__What needs to be done__
Narrow the data below down to the lines containing "Rate".

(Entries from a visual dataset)
---*---

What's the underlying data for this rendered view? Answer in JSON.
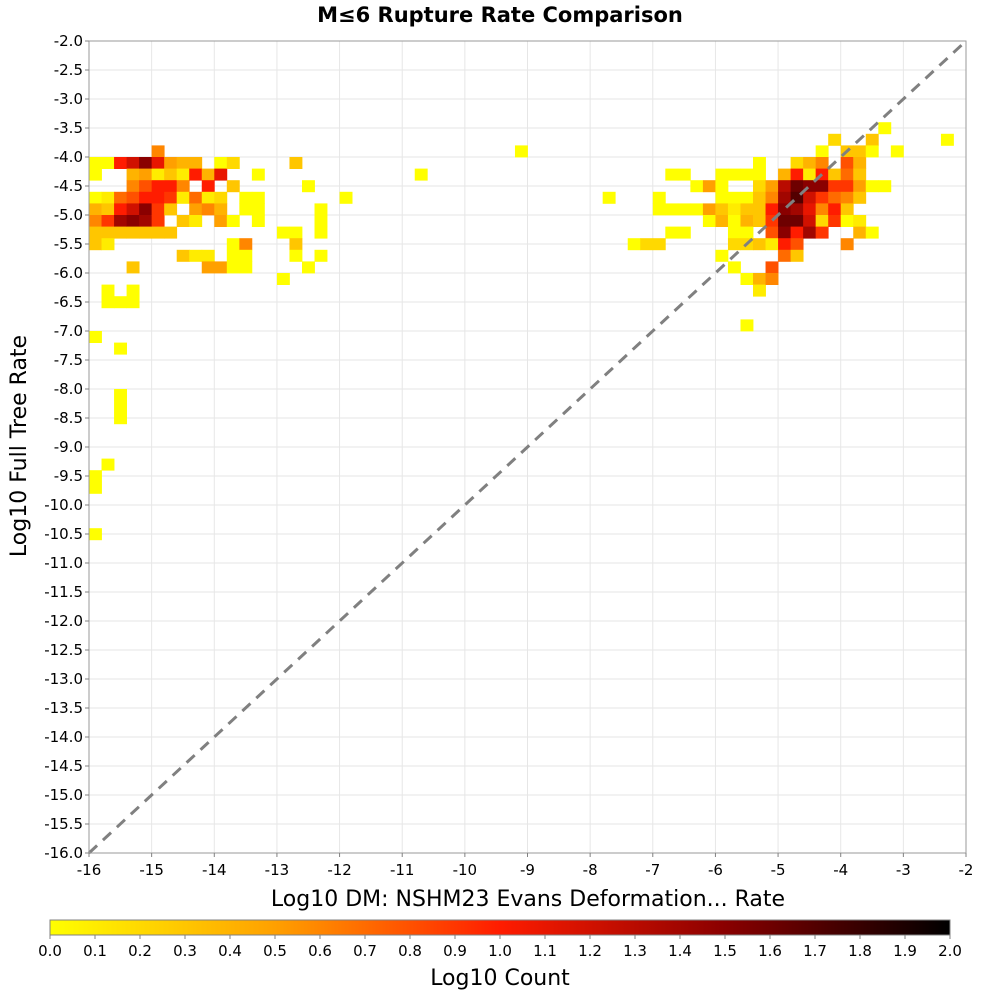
{
  "chart_data": {
    "type": "heatmap",
    "title": "M≤6 Rupture Rate Comparison",
    "xlabel": "Log10 DM: NSHM23 Evans Deformation... Rate",
    "ylabel": "Log10 Full Tree Rate",
    "xlim": [
      -16,
      -2
    ],
    "ylim": [
      -16,
      -2
    ],
    "x_ticks": [
      "-16",
      "-15",
      "-14",
      "-13",
      "-12",
      "-11",
      "-10",
      "-9",
      "-8",
      "-7",
      "-6",
      "-5",
      "-4",
      "-3",
      "-2"
    ],
    "y_ticks": [
      "-2.0",
      "-2.5",
      "-3.0",
      "-3.5",
      "-4.0",
      "-4.5",
      "-5.0",
      "-5.5",
      "-6.0",
      "-6.5",
      "-7.0",
      "-7.5",
      "-8.0",
      "-8.5",
      "-9.0",
      "-9.5",
      "-10.0",
      "-10.5",
      "-11.0",
      "-11.5",
      "-12.0",
      "-12.5",
      "-13.0",
      "-13.5",
      "-14.0",
      "-14.5",
      "-15.0",
      "-15.5",
      "-16.0"
    ],
    "grid": true,
    "reference_line": "y = x (dashed gray)",
    "bin_size": 0.2,
    "colorbar": {
      "label": "Log10 Count",
      "min": 0.0,
      "max": 2.0,
      "ticks": [
        "0.0",
        "0.1",
        "0.2",
        "0.3",
        "0.4",
        "0.5",
        "0.6",
        "0.7",
        "0.8",
        "0.9",
        "1.0",
        "1.1",
        "1.2",
        "1.3",
        "1.4",
        "1.5",
        "1.6",
        "1.7",
        "1.8",
        "1.9",
        "2.0"
      ],
      "colors": [
        "#ffff00",
        "#ffa000",
        "#ff1c00",
        "#8a0000",
        "#000000"
      ]
    },
    "cells": [
      [
        -15.9,
        -4.1,
        0.0
      ],
      [
        -15.9,
        -4.3,
        0.0
      ],
      [
        -15.9,
        -4.7,
        0.0
      ],
      [
        -15.9,
        -4.9,
        0.4
      ],
      [
        -15.9,
        -5.1,
        0.6
      ],
      [
        -15.9,
        -5.3,
        0.3
      ],
      [
        -15.9,
        -5.5,
        0.3
      ],
      [
        -15.7,
        -4.1,
        0.0
      ],
      [
        -15.7,
        -4.7,
        0.1
      ],
      [
        -15.7,
        -4.9,
        0.3
      ],
      [
        -15.7,
        -5.1,
        0.9
      ],
      [
        -15.7,
        -5.3,
        0.3
      ],
      [
        -15.7,
        -5.5,
        0.1
      ],
      [
        -15.5,
        -4.1,
        1.0
      ],
      [
        -15.5,
        -4.7,
        0.7
      ],
      [
        -15.5,
        -4.9,
        1.0
      ],
      [
        -15.5,
        -5.1,
        1.4
      ],
      [
        -15.5,
        -5.3,
        0.3
      ],
      [
        -15.3,
        -4.1,
        1.2
      ],
      [
        -15.3,
        -4.3,
        0.4
      ],
      [
        -15.3,
        -4.5,
        0.6
      ],
      [
        -15.3,
        -4.7,
        0.8
      ],
      [
        -15.3,
        -4.9,
        1.2
      ],
      [
        -15.3,
        -5.1,
        1.5
      ],
      [
        -15.3,
        -5.3,
        0.3
      ],
      [
        -15.1,
        -4.1,
        1.5
      ],
      [
        -15.1,
        -4.3,
        0.5
      ],
      [
        -15.1,
        -4.5,
        0.8
      ],
      [
        -15.1,
        -4.7,
        1.0
      ],
      [
        -15.1,
        -4.9,
        1.5
      ],
      [
        -15.1,
        -5.1,
        1.4
      ],
      [
        -15.1,
        -5.3,
        0.3
      ],
      [
        -14.9,
        -3.9,
        0.6
      ],
      [
        -14.9,
        -4.1,
        1.1
      ],
      [
        -14.9,
        -4.3,
        0.1
      ],
      [
        -14.9,
        -4.5,
        1.0
      ],
      [
        -14.9,
        -4.7,
        1.0
      ],
      [
        -14.9,
        -4.9,
        0.9
      ],
      [
        -14.9,
        -5.1,
        0.9
      ],
      [
        -14.9,
        -5.3,
        0.3
      ],
      [
        -14.7,
        -4.1,
        0.5
      ],
      [
        -14.7,
        -4.3,
        0.3
      ],
      [
        -14.7,
        -4.5,
        1.0
      ],
      [
        -14.7,
        -4.7,
        0.9
      ],
      [
        -14.7,
        -4.9,
        0.3
      ],
      [
        -14.7,
        -5.3,
        0.3
      ],
      [
        -14.5,
        -4.1,
        0.4
      ],
      [
        -14.5,
        -4.3,
        0.1
      ],
      [
        -14.5,
        -4.5,
        0.6
      ],
      [
        -14.5,
        -4.7,
        0.1
      ],
      [
        -14.5,
        -5.1,
        0.3
      ],
      [
        -14.5,
        -5.7,
        0.3
      ],
      [
        -14.3,
        -4.1,
        0.4
      ],
      [
        -14.3,
        -4.3,
        1.0
      ],
      [
        -14.3,
        -4.7,
        0.7
      ],
      [
        -14.3,
        -4.9,
        0.5
      ],
      [
        -14.3,
        -5.1,
        0.1
      ],
      [
        -14.3,
        -5.7,
        0.1
      ],
      [
        -14.1,
        -4.3,
        0.4
      ],
      [
        -14.1,
        -4.5,
        1.0
      ],
      [
        -14.1,
        -4.7,
        0.1
      ],
      [
        -14.1,
        -4.9,
        0.6
      ],
      [
        -14.1,
        -5.7,
        0.1
      ],
      [
        -14.1,
        -5.9,
        0.5
      ],
      [
        -13.9,
        -4.1,
        0.0
      ],
      [
        -13.9,
        -4.3,
        1.1
      ],
      [
        -13.9,
        -4.7,
        0.2
      ],
      [
        -13.9,
        -4.9,
        0.4
      ],
      [
        -13.9,
        -5.1,
        0.5
      ],
      [
        -13.9,
        -5.9,
        0.5
      ],
      [
        -13.7,
        -4.1,
        0.2
      ],
      [
        -13.7,
        -4.5,
        0.3
      ],
      [
        -13.7,
        -5.1,
        0.0
      ],
      [
        -13.7,
        -5.5,
        0.0
      ],
      [
        -13.7,
        -5.7,
        0.0
      ],
      [
        -13.7,
        -5.9,
        0.0
      ],
      [
        -13.5,
        -4.7,
        0.0
      ],
      [
        -13.5,
        -4.9,
        0.0
      ],
      [
        -13.5,
        -5.5,
        0.6
      ],
      [
        -13.5,
        -5.7,
        0.0
      ],
      [
        -13.5,
        -5.9,
        0.0
      ],
      [
        -13.3,
        -4.3,
        0.0
      ],
      [
        -13.3,
        -4.7,
        0.0
      ],
      [
        -13.3,
        -4.9,
        0.0
      ],
      [
        -13.3,
        -5.1,
        0.0
      ],
      [
        -12.9,
        -5.3,
        0.0
      ],
      [
        -12.9,
        -6.1,
        0.0
      ],
      [
        -12.7,
        -4.1,
        0.3
      ],
      [
        -12.7,
        -5.3,
        0.0
      ],
      [
        -12.7,
        -5.5,
        0.3
      ],
      [
        -12.7,
        -5.7,
        0.0
      ],
      [
        -12.5,
        -4.5,
        0.0
      ],
      [
        -12.5,
        -5.9,
        0.0
      ],
      [
        -12.3,
        -4.9,
        0.0
      ],
      [
        -12.3,
        -5.1,
        0.0
      ],
      [
        -12.3,
        -5.3,
        0.0
      ],
      [
        -12.3,
        -5.7,
        0.0
      ],
      [
        -11.9,
        -4.7,
        0.0
      ],
      [
        -10.7,
        -4.3,
        0.0
      ],
      [
        -9.1,
        -3.9,
        0.0
      ],
      [
        -7.7,
        -4.7,
        0.0
      ],
      [
        -7.3,
        -5.5,
        0.0
      ],
      [
        -7.1,
        -5.5,
        0.2
      ],
      [
        -6.9,
        -4.7,
        0.0
      ],
      [
        -6.9,
        -4.9,
        0.0
      ],
      [
        -6.9,
        -5.5,
        0.2
      ],
      [
        -6.7,
        -4.3,
        0.0
      ],
      [
        -6.7,
        -4.9,
        0.0
      ],
      [
        -6.7,
        -5.3,
        0.0
      ],
      [
        -6.5,
        -4.3,
        0.0
      ],
      [
        -6.5,
        -4.9,
        0.0
      ],
      [
        -6.5,
        -5.3,
        0.0
      ],
      [
        -6.3,
        -4.5,
        0.0
      ],
      [
        -6.3,
        -4.9,
        0.0
      ],
      [
        -6.1,
        -4.5,
        0.5
      ],
      [
        -6.1,
        -4.9,
        0.5
      ],
      [
        -6.1,
        -5.1,
        0.0
      ],
      [
        -5.9,
        -4.3,
        0.0
      ],
      [
        -5.9,
        -4.5,
        0.0
      ],
      [
        -5.9,
        -4.7,
        0.0
      ],
      [
        -5.9,
        -4.9,
        0.3
      ],
      [
        -5.9,
        -5.1,
        0.4
      ],
      [
        -5.9,
        -5.7,
        0.0
      ],
      [
        -5.7,
        -4.3,
        0.0
      ],
      [
        -5.7,
        -4.7,
        0.0
      ],
      [
        -5.7,
        -4.9,
        0.1
      ],
      [
        -5.7,
        -5.1,
        0.0
      ],
      [
        -5.7,
        -5.3,
        0.0
      ],
      [
        -5.7,
        -5.5,
        0.2
      ],
      [
        -5.7,
        -5.9,
        0.0
      ],
      [
        -5.5,
        -4.3,
        0.0
      ],
      [
        -5.5,
        -4.7,
        0.0
      ],
      [
        -5.5,
        -4.9,
        0.3
      ],
      [
        -5.5,
        -5.1,
        0.4
      ],
      [
        -5.5,
        -5.3,
        0.0
      ],
      [
        -5.5,
        -5.5,
        0.2
      ],
      [
        -5.5,
        -6.1,
        0.0
      ],
      [
        -5.5,
        -6.9,
        0.0
      ],
      [
        -5.3,
        -4.1,
        0.0
      ],
      [
        -5.3,
        -4.3,
        0.0
      ],
      [
        -5.3,
        -4.5,
        0.2
      ],
      [
        -5.3,
        -4.7,
        0.3
      ],
      [
        -5.3,
        -4.9,
        0.3
      ],
      [
        -5.3,
        -5.1,
        0.3
      ],
      [
        -5.3,
        -5.5,
        0.3
      ],
      [
        -5.3,
        -6.1,
        0.4
      ],
      [
        -5.3,
        -6.3,
        0.1
      ],
      [
        -5.1,
        -4.5,
        0.5
      ],
      [
        -5.1,
        -4.7,
        0.6
      ],
      [
        -5.1,
        -4.9,
        1.0
      ],
      [
        -5.1,
        -5.1,
        0.9
      ],
      [
        -5.1,
        -5.3,
        0.8
      ],
      [
        -5.1,
        -5.5,
        0.1
      ],
      [
        -5.1,
        -5.9,
        0.8
      ],
      [
        -5.1,
        -6.1,
        0.6
      ],
      [
        -4.9,
        -4.3,
        0.4
      ],
      [
        -4.9,
        -4.5,
        1.3
      ],
      [
        -4.9,
        -4.7,
        1.4
      ],
      [
        -4.9,
        -4.9,
        1.5
      ],
      [
        -4.9,
        -5.1,
        1.6
      ],
      [
        -4.9,
        -5.3,
        1.5
      ],
      [
        -4.9,
        -5.5,
        1.0
      ],
      [
        -4.9,
        -5.7,
        0.7
      ],
      [
        -4.7,
        -4.1,
        0.2
      ],
      [
        -4.7,
        -4.3,
        1.0
      ],
      [
        -4.7,
        -4.5,
        1.6
      ],
      [
        -4.7,
        -4.7,
        1.7
      ],
      [
        -4.7,
        -4.9,
        1.4
      ],
      [
        -4.7,
        -5.1,
        1.6
      ],
      [
        -4.7,
        -5.3,
        1.0
      ],
      [
        -4.7,
        -5.5,
        0.8
      ],
      [
        -4.7,
        -5.7,
        0.3
      ],
      [
        -4.5,
        -4.1,
        0.4
      ],
      [
        -4.5,
        -4.3,
        0.1
      ],
      [
        -4.5,
        -4.5,
        1.5
      ],
      [
        -4.5,
        -4.7,
        1.2
      ],
      [
        -4.5,
        -4.9,
        1.1
      ],
      [
        -4.5,
        -5.1,
        1.2
      ],
      [
        -4.5,
        -5.3,
        1.4
      ],
      [
        -4.3,
        -3.9,
        0.0
      ],
      [
        -4.3,
        -4.1,
        0.6
      ],
      [
        -4.3,
        -4.3,
        1.0
      ],
      [
        -4.3,
        -4.5,
        1.5
      ],
      [
        -4.3,
        -4.7,
        0.9
      ],
      [
        -4.3,
        -4.9,
        0.6
      ],
      [
        -4.3,
        -5.1,
        0.2
      ],
      [
        -4.3,
        -5.3,
        0.9
      ],
      [
        -4.1,
        -3.7,
        0.2
      ],
      [
        -4.1,
        -4.3,
        0.3
      ],
      [
        -4.1,
        -4.5,
        0.9
      ],
      [
        -4.1,
        -4.7,
        0.7
      ],
      [
        -4.1,
        -4.9,
        1.0
      ],
      [
        -4.1,
        -5.1,
        0.9
      ],
      [
        -3.9,
        -3.9,
        0.3
      ],
      [
        -3.9,
        -4.1,
        0.8
      ],
      [
        -3.9,
        -4.3,
        0.7
      ],
      [
        -3.9,
        -4.5,
        0.9
      ],
      [
        -3.9,
        -4.7,
        0.6
      ],
      [
        -3.9,
        -4.9,
        0.3
      ],
      [
        -3.9,
        -5.1,
        0.0
      ],
      [
        -3.9,
        -5.5,
        0.6
      ],
      [
        -3.7,
        -3.9,
        0.3
      ],
      [
        -3.7,
        -4.1,
        0.4
      ],
      [
        -3.7,
        -4.3,
        0.3
      ],
      [
        -3.7,
        -4.5,
        0.5
      ],
      [
        -3.7,
        -4.7,
        0.3
      ],
      [
        -3.7,
        -5.1,
        0.1
      ],
      [
        -3.7,
        -5.3,
        0.4
      ],
      [
        -3.5,
        -3.7,
        0.3
      ],
      [
        -3.5,
        -3.9,
        0.0
      ],
      [
        -3.5,
        -4.5,
        0.0
      ],
      [
        -3.5,
        -5.3,
        0.0
      ],
      [
        -3.3,
        -3.5,
        0.0
      ],
      [
        -3.3,
        -4.5,
        0.0
      ],
      [
        -3.1,
        -3.9,
        0.0
      ],
      [
        -2.3,
        -3.7,
        0.0
      ],
      [
        -15.7,
        -6.3,
        0.0
      ],
      [
        -15.7,
        -6.5,
        0.0
      ],
      [
        -15.5,
        -6.5,
        0.0
      ],
      [
        -15.3,
        -5.9,
        0.3
      ],
      [
        -15.3,
        -6.3,
        0.0
      ],
      [
        -15.3,
        -6.5,
        0.0
      ],
      [
        -15.9,
        -7.1,
        0.0
      ],
      [
        -15.5,
        -7.3,
        0.0
      ],
      [
        -15.5,
        -8.1,
        0.0
      ],
      [
        -15.5,
        -8.3,
        0.0
      ],
      [
        -15.5,
        -8.5,
        0.0
      ],
      [
        -15.7,
        -9.3,
        0.0
      ],
      [
        -15.9,
        -9.5,
        0.0
      ],
      [
        -15.9,
        -9.7,
        0.0
      ],
      [
        -15.9,
        -10.5,
        0.0
      ]
    ]
  }
}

---*---

__Response__
    "title": "M≤6 Rupture Rate Comparison",
    "xlabel": "Log10 DM: NSHM23 Evans Deformation... Rate",
    "ylabel": "Log10 Full Tree Rate",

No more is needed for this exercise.